- [TASK PROMPT] Print all of the entries exactly, minus the pictures.

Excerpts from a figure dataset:
* start *
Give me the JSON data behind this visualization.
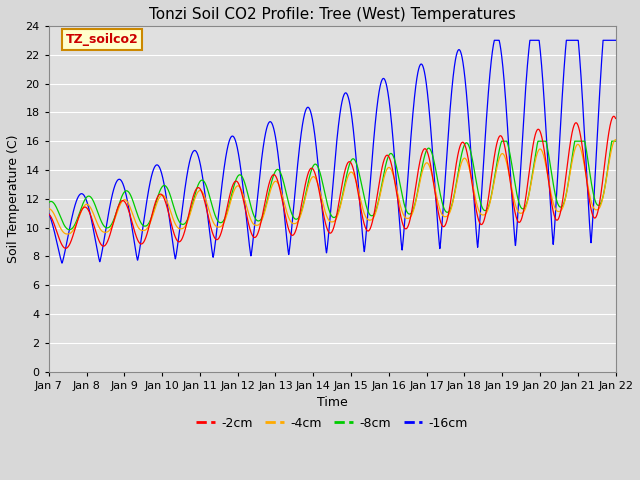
{
  "title": "Tonzi Soil CO2 Profile: Tree (West) Temperatures",
  "xlabel": "Time",
  "ylabel": "Soil Temperature (C)",
  "ylim": [
    0,
    24
  ],
  "yticks": [
    0,
    2,
    4,
    6,
    8,
    10,
    12,
    14,
    16,
    18,
    20,
    22,
    24
  ],
  "colors": {
    "-2cm": "#ff0000",
    "-4cm": "#ffaa00",
    "-8cm": "#00cc00",
    "-16cm": "#0000ff"
  },
  "legend_label": "TZ_soilco2",
  "legend_bg": "#ffffcc",
  "legend_edge": "#cc8800",
  "bg_color": "#e0e0e0",
  "grid_color": "#ffffff",
  "title_fontsize": 11,
  "axis_fontsize": 9,
  "tick_fontsize": 8,
  "legend_fontsize": 9,
  "x_tick_labels": [
    "Jan 7",
    "Jan 8",
    "Jan 9",
    "Jan 10",
    "Jan 11",
    "Jan 12",
    "Jan 13",
    "Jan 14",
    "Jan 15",
    "Jan 16",
    "Jan 17",
    "Jan 18",
    "Jan 19",
    "Jan 20",
    "Jan 21",
    "Jan 22"
  ]
}
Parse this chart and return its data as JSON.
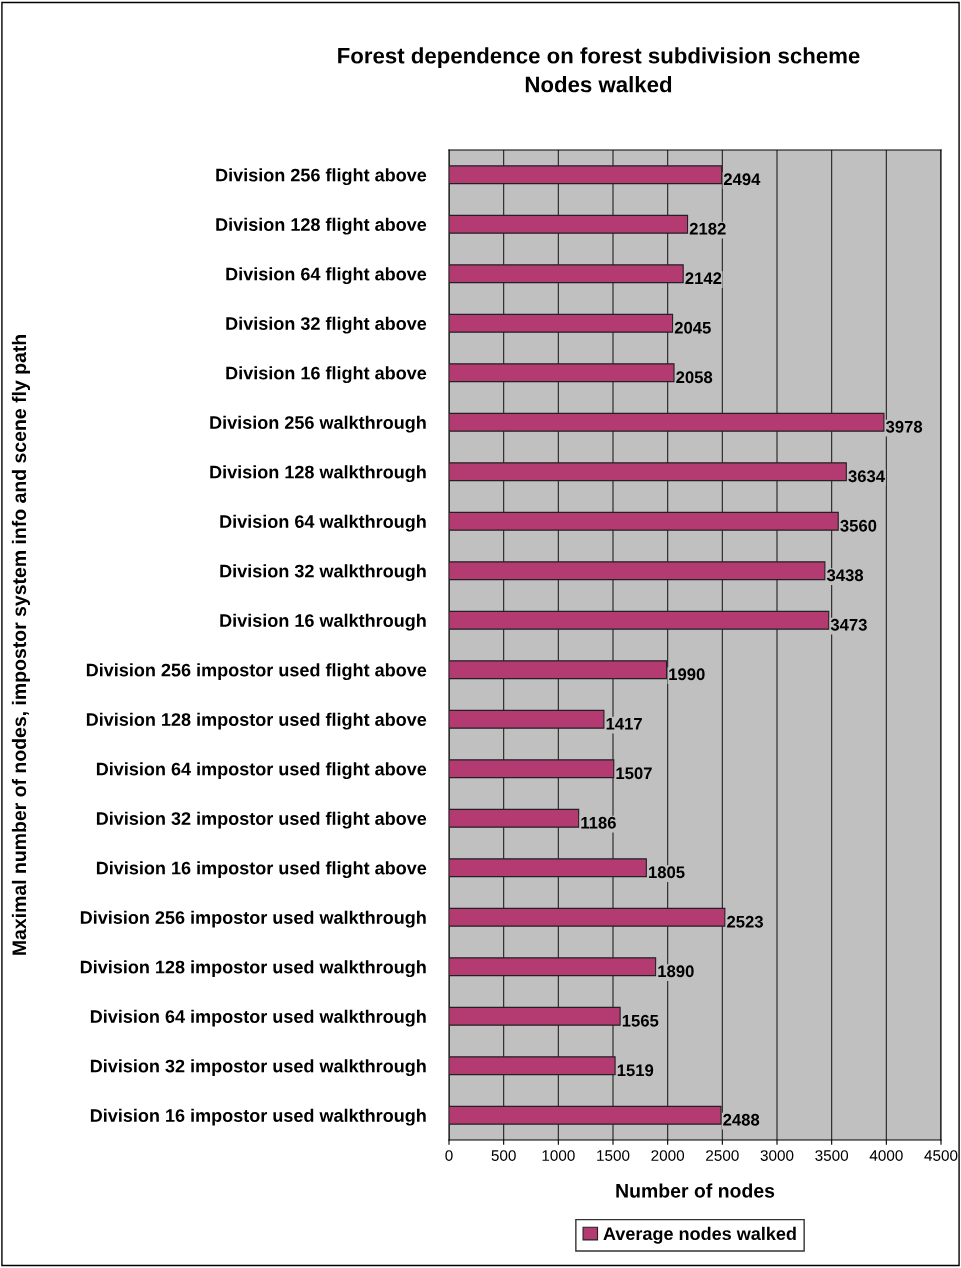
{
  "chart_data": {
    "type": "bar",
    "orientation": "horizontal",
    "title": "Forest dependence on forest subdivision scheme\nNodes walked",
    "xlabel": "Number of nodes",
    "ylabel": "Maximal number of nodes, impostor system info and scene fly path",
    "categories": [
      "Division 256 flight above",
      "Division 128 flight above",
      "Division 64 flight above",
      "Division 32 flight above",
      "Division 16 flight above",
      "Division 256 walkthrough",
      "Division 128 walkthrough",
      "Division 64 walkthrough",
      "Division 32 walkthrough",
      "Division 16 walkthrough",
      "Division 256 impostor used flight above",
      "Division 128 impostor used flight above",
      "Division 64 impostor used flight above",
      "Division 32 impostor used flight above",
      "Division 16 impostor used flight above",
      "Division 256 impostor used walkthrough",
      "Division 128 impostor used walkthrough",
      "Division 64 impostor used walkthrough",
      "Division 32 impostor used walkthrough",
      "Division 16 impostor used walkthrough"
    ],
    "series": [
      {
        "name": "Average nodes walked",
        "color": "#b43a72",
        "values": [
          2494,
          2182,
          2142,
          2045,
          2058,
          3978,
          3634,
          3560,
          3438,
          3473,
          1990,
          1417,
          1507,
          1186,
          1805,
          2523,
          1890,
          1565,
          1519,
          2488
        ]
      }
    ],
    "xlim": [
      0,
      4500
    ],
    "xticks": [
      0,
      500,
      1000,
      1500,
      2000,
      2500,
      3000,
      3500,
      4000,
      4500
    ],
    "grid": "x",
    "legend": "bottom",
    "data_labels": true
  }
}
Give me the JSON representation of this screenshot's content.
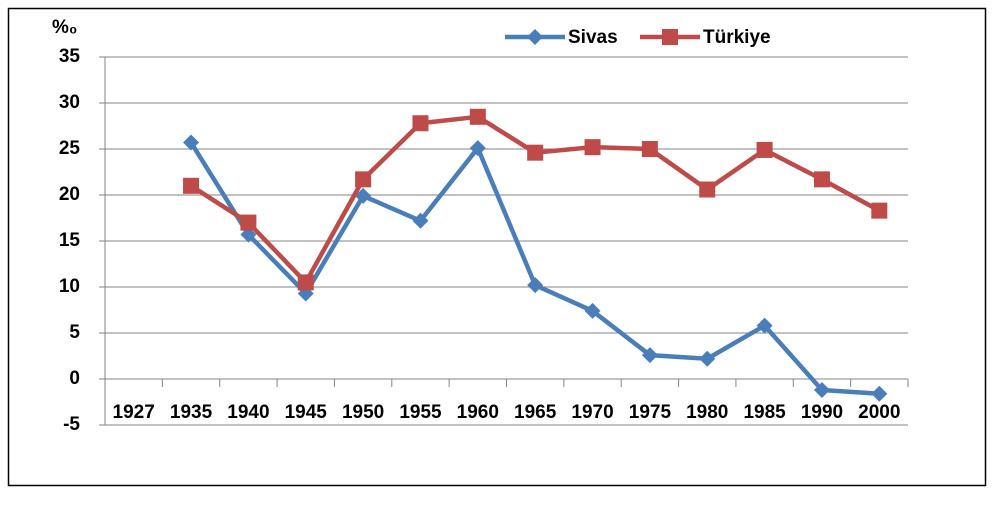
{
  "chart_data": {
    "type": "line",
    "y_label": "%₀",
    "categories": [
      "1927",
      "1935",
      "1940",
      "1945",
      "1950",
      "1955",
      "1960",
      "1965",
      "1970",
      "1975",
      "1980",
      "1985",
      "1990",
      "2000"
    ],
    "series": [
      {
        "name": "Sivas",
        "color": "#4a7ebb",
        "marker": "diamond",
        "values": [
          null,
          25.7,
          15.7,
          9.3,
          19.9,
          17.2,
          25.1,
          10.2,
          7.4,
          2.6,
          2.2,
          5.8,
          -1.2,
          -1.6
        ]
      },
      {
        "name": "Türkiye",
        "color": "#be4b48",
        "marker": "square",
        "values": [
          null,
          21.0,
          17.0,
          10.5,
          21.7,
          27.8,
          28.5,
          24.6,
          25.2,
          25.0,
          20.6,
          24.9,
          21.7,
          18.3
        ]
      }
    ],
    "ylim": [
      -5,
      35
    ],
    "yticks": [
      -5,
      0,
      5,
      10,
      15,
      20,
      25,
      30,
      35
    ],
    "grid": true,
    "legend": "top"
  }
}
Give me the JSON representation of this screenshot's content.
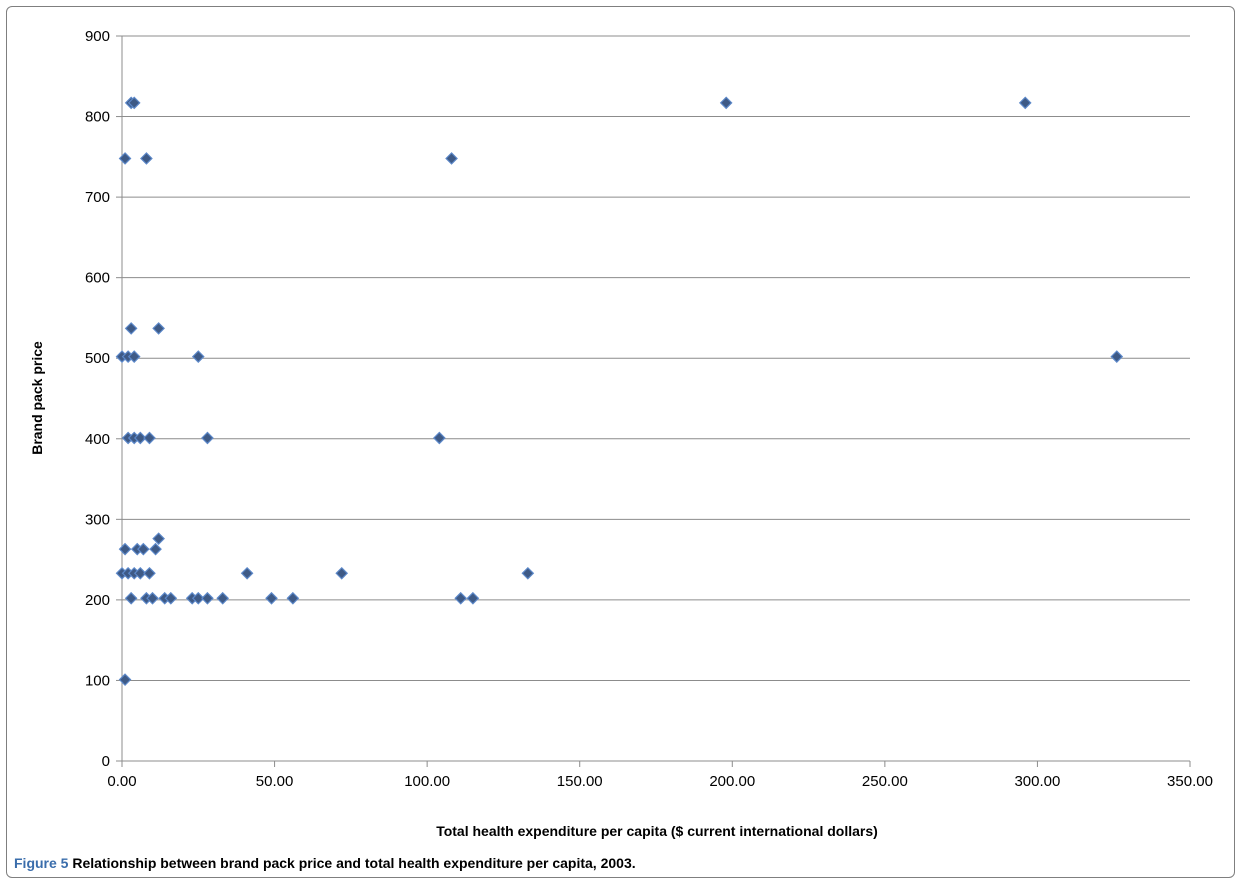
{
  "chart_data": {
    "type": "scatter",
    "title": "",
    "xlabel": "Total health expenditure per capita ($ current international dollars)",
    "ylabel": "Brand pack price",
    "xlim": [
      0,
      350
    ],
    "ylim": [
      0,
      900
    ],
    "x_ticks": [
      "0.00",
      "50.00",
      "100.00",
      "150.00",
      "200.00",
      "250.00",
      "300.00",
      "350.00"
    ],
    "y_ticks": [
      "0",
      "100",
      "200",
      "300",
      "400",
      "500",
      "600",
      "700",
      "800",
      "900"
    ],
    "grid": "horizontal",
    "marker": "diamond",
    "marker_color": "#3e5a86",
    "series": [
      {
        "points": [
          [
            3,
            817
          ],
          [
            4,
            817
          ],
          [
            198,
            817
          ],
          [
            296,
            817
          ],
          [
            1,
            748
          ],
          [
            8,
            748
          ],
          [
            108,
            748
          ],
          [
            3,
            537
          ],
          [
            12,
            537
          ],
          [
            0,
            502
          ],
          [
            2,
            502
          ],
          [
            4,
            502
          ],
          [
            25,
            502
          ],
          [
            326,
            502
          ],
          [
            2,
            401
          ],
          [
            4,
            401
          ],
          [
            6,
            401
          ],
          [
            9,
            401
          ],
          [
            28,
            401
          ],
          [
            104,
            401
          ],
          [
            12,
            276
          ],
          [
            1,
            263
          ],
          [
            5,
            263
          ],
          [
            7,
            263
          ],
          [
            11,
            263
          ],
          [
            0,
            233
          ],
          [
            2,
            233
          ],
          [
            4,
            233
          ],
          [
            6,
            233
          ],
          [
            9,
            233
          ],
          [
            41,
            233
          ],
          [
            72,
            233
          ],
          [
            133,
            233
          ],
          [
            3,
            202
          ],
          [
            8,
            202
          ],
          [
            10,
            202
          ],
          [
            14,
            202
          ],
          [
            16,
            202
          ],
          [
            23,
            202
          ],
          [
            25,
            202
          ],
          [
            28,
            202
          ],
          [
            33,
            202
          ],
          [
            49,
            202
          ],
          [
            56,
            202
          ],
          [
            111,
            202
          ],
          [
            115,
            202
          ],
          [
            1,
            101
          ]
        ]
      }
    ]
  },
  "caption": {
    "label": "Figure 5",
    "text": " Relationship between brand pack price and total health expenditure per capita, 2003."
  }
}
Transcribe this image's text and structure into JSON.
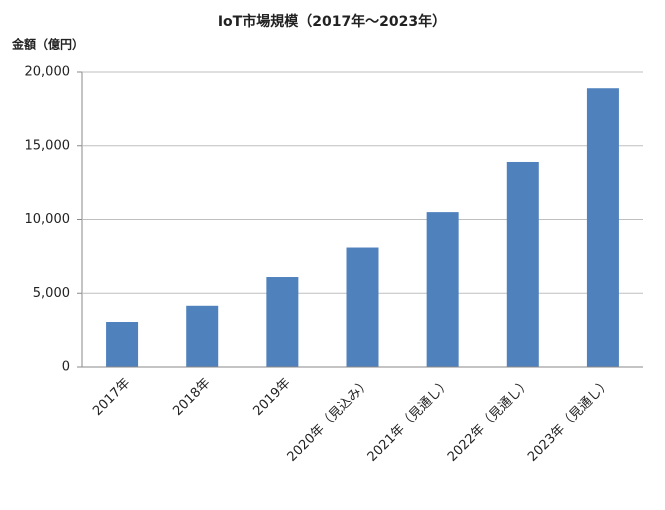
{
  "chart_data": {
    "type": "bar",
    "title": "IoT市場規模（2017年～2023年）",
    "y_label": "金額（億円）",
    "categories": [
      "2017年",
      "2018年",
      "2019年",
      "2020年（見込み）",
      "2021年（見通し）",
      "2022年（見通し）",
      "2023年（見通し）"
    ],
    "values": [
      3050,
      4150,
      6100,
      8100,
      10500,
      13900,
      18900
    ],
    "color": "#4f81bd",
    "ylim": [
      0,
      20000
    ],
    "yticks": [
      0,
      {
        "value": 5000,
        "label": "5,000"
      },
      {
        "value": 10000,
        "label": "10,000"
      },
      {
        "value": 15000,
        "label": "15,000"
      },
      {
        "value": 20000,
        "label": "20,000"
      }
    ],
    "grid": true
  }
}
* end *
- [EXPECTED ANSWER]
Give me the JSON data behind this visualization.
{
  "title": "Tonzi Soil CO2 Profile: Tree (West) Temperatures",
  "xlabel": "Time",
  "ylabel": "Soil Temperature (C)",
  "ylim": [
    0,
    24
  ],
  "yticks": [
    0,
    2,
    4,
    6,
    8,
    10,
    12,
    14,
    16,
    18,
    20,
    22,
    24
  ],
  "colors": {
    "-2cm": "#ff0000",
    "-4cm": "#ffaa00",
    "-8cm": "#00cc00",
    "-16cm": "#0000ff"
  },
  "legend_label": "TZ_soilco2",
  "legend_bg": "#ffffcc",
  "legend_edge": "#cc8800",
  "bg_color": "#e0e0e0",
  "grid_color": "#ffffff",
  "title_fontsize": 11,
  "axis_fontsize": 9,
  "tick_fontsize": 8,
  "legend_fontsize": 9,
  "x_tick_labels": [
    "Jan 7",
    "Jan 8",
    "Jan 9",
    "Jan 10",
    "Jan 11",
    "Jan 12",
    "Jan 13",
    "Jan 14",
    "Jan 15",
    "Jan 16",
    "Jan 17",
    "Jan 18",
    "Jan 19",
    "Jan 20",
    "Jan 21",
    "Jan 22"
  ]
}
Parse this chart and return its data as JSON.
{
  "chart_data": {
    "type": "bar",
    "orientation": "horizontal",
    "title": "Forest dependence on forest subdivision scheme\nNodes walked",
    "xlabel": "Number of nodes",
    "ylabel": "Maximal number of nodes, impostor system info and scene fly path",
    "categories": [
      "Division 256 flight above",
      "Division 128 flight above",
      "Division 64 flight above",
      "Division 32 flight above",
      "Division 16 flight above",
      "Division 256 walkthrough",
      "Division 128 walkthrough",
      "Division 64 walkthrough",
      "Division 32 walkthrough",
      "Division 16 walkthrough",
      "Division 256 impostor used flight above",
      "Division 128 impostor used flight above",
      "Division 64 impostor used flight above",
      "Division 32 impostor used flight above",
      "Division 16 impostor used flight above",
      "Division 256 impostor used walkthrough",
      "Division 128 impostor used walkthrough",
      "Division 64 impostor used walkthrough",
      "Division 32 impostor used walkthrough",
      "Division 16 impostor used walkthrough"
    ],
    "series": [
      {
        "name": "Average nodes walked",
        "color": "#b43a72",
        "values": [
          2494,
          2182,
          2142,
          2045,
          2058,
          3978,
          3634,
          3560,
          3438,
          3473,
          1990,
          1417,
          1507,
          1186,
          1805,
          2523,
          1890,
          1565,
          1519,
          2488
        ]
      }
    ],
    "xlim": [
      0,
      4500
    ],
    "xticks": [
      0,
      500,
      1000,
      1500,
      2000,
      2500,
      3000,
      3500,
      4000,
      4500
    ],
    "grid": "x",
    "legend": "bottom",
    "data_labels": true
  }
}
Give me the JSON representation of this screenshot's content.
{
  "chart_data": {
    "type": "line",
    "y_label": "%₀",
    "categories": [
      "1927",
      "1935",
      "1940",
      "1945",
      "1950",
      "1955",
      "1960",
      "1965",
      "1970",
      "1975",
      "1980",
      "1985",
      "1990",
      "2000"
    ],
    "series": [
      {
        "name": "Sivas",
        "color": "#4a7ebb",
        "marker": "diamond",
        "values": [
          null,
          25.7,
          15.7,
          9.3,
          19.9,
          17.2,
          25.1,
          10.2,
          7.4,
          2.6,
          2.2,
          5.8,
          -1.2,
          -1.6
        ]
      },
      {
        "name": "Türkiye",
        "color": "#be4b48",
        "marker": "square",
        "values": [
          null,
          21.0,
          17.0,
          10.5,
          21.7,
          27.8,
          28.5,
          24.6,
          25.2,
          25.0,
          20.6,
          24.9,
          21.7,
          18.3
        ]
      }
    ],
    "ylim": [
      -5,
      35
    ],
    "yticks": [
      -5,
      0,
      5,
      10,
      15,
      20,
      25,
      30,
      35
    ],
    "grid": true,
    "legend": "top"
  }
}
Give me the JSON representation of this screenshot's content.
{
  "chart_data": {
    "type": "scatter",
    "title": "",
    "xlabel": "Total health expenditure per capita ($ current international dollars)",
    "ylabel": "Brand pack price",
    "xlim": [
      0,
      350
    ],
    "ylim": [
      0,
      900
    ],
    "x_ticks": [
      "0.00",
      "50.00",
      "100.00",
      "150.00",
      "200.00",
      "250.00",
      "300.00",
      "350.00"
    ],
    "y_ticks": [
      "0",
      "100",
      "200",
      "300",
      "400",
      "500",
      "600",
      "700",
      "800",
      "900"
    ],
    "grid": "horizontal",
    "marker": "diamond",
    "marker_color": "#3e5a86",
    "series": [
      {
        "points": [
          [
            3,
            817
          ],
          [
            4,
            817
          ],
          [
            198,
            817
          ],
          [
            296,
            817
          ],
          [
            1,
            748
          ],
          [
            8,
            748
          ],
          [
            108,
            748
          ],
          [
            3,
            537
          ],
          [
            12,
            537
          ],
          [
            0,
            502
          ],
          [
            2,
            502
          ],
          [
            4,
            502
          ],
          [
            25,
            502
          ],
          [
            326,
            502
          ],
          [
            2,
            401
          ],
          [
            4,
            401
          ],
          [
            6,
            401
          ],
          [
            9,
            401
          ],
          [
            28,
            401
          ],
          [
            104,
            401
          ],
          [
            12,
            276
          ],
          [
            1,
            263
          ],
          [
            5,
            263
          ],
          [
            7,
            263
          ],
          [
            11,
            263
          ],
          [
            0,
            233
          ],
          [
            2,
            233
          ],
          [
            4,
            233
          ],
          [
            6,
            233
          ],
          [
            9,
            233
          ],
          [
            41,
            233
          ],
          [
            72,
            233
          ],
          [
            133,
            233
          ],
          [
            3,
            202
          ],
          [
            8,
            202
          ],
          [
            10,
            202
          ],
          [
            14,
            202
          ],
          [
            16,
            202
          ],
          [
            23,
            202
          ],
          [
            25,
            202
          ],
          [
            28,
            202
          ],
          [
            33,
            202
          ],
          [
            49,
            202
          ],
          [
            56,
            202
          ],
          [
            111,
            202
          ],
          [
            115,
            202
          ],
          [
            1,
            101
          ]
        ]
      }
    ]
  },
  "caption": {
    "label": "Figure 5",
    "text": " Relationship between brand pack price and total health expenditure per capita, 2003."
  }
}
Transcribe this image's text and structure into JSON.
{
  "chart_data": {
    "type": "bar",
    "title": "IoT市場規模（2017年～2023年）",
    "y_label": "金額（億円）",
    "categories": [
      "2017年",
      "2018年",
      "2019年",
      "2020年（見込み）",
      "2021年（見通し）",
      "2022年（見通し）",
      "2023年（見通し）"
    ],
    "values": [
      3050,
      4150,
      6100,
      8100,
      10500,
      13900,
      18900
    ],
    "color": "#4f81bd",
    "ylim": [
      0,
      20000
    ],
    "yticks": [
      0,
      {
        "value": 5000,
        "label": "5,000"
      },
      {
        "value": 10000,
        "label": "10,000"
      },
      {
        "value": 15000,
        "label": "15,000"
      },
      {
        "value": 20000,
        "label": "20,000"
      }
    ],
    "grid": true
  }
}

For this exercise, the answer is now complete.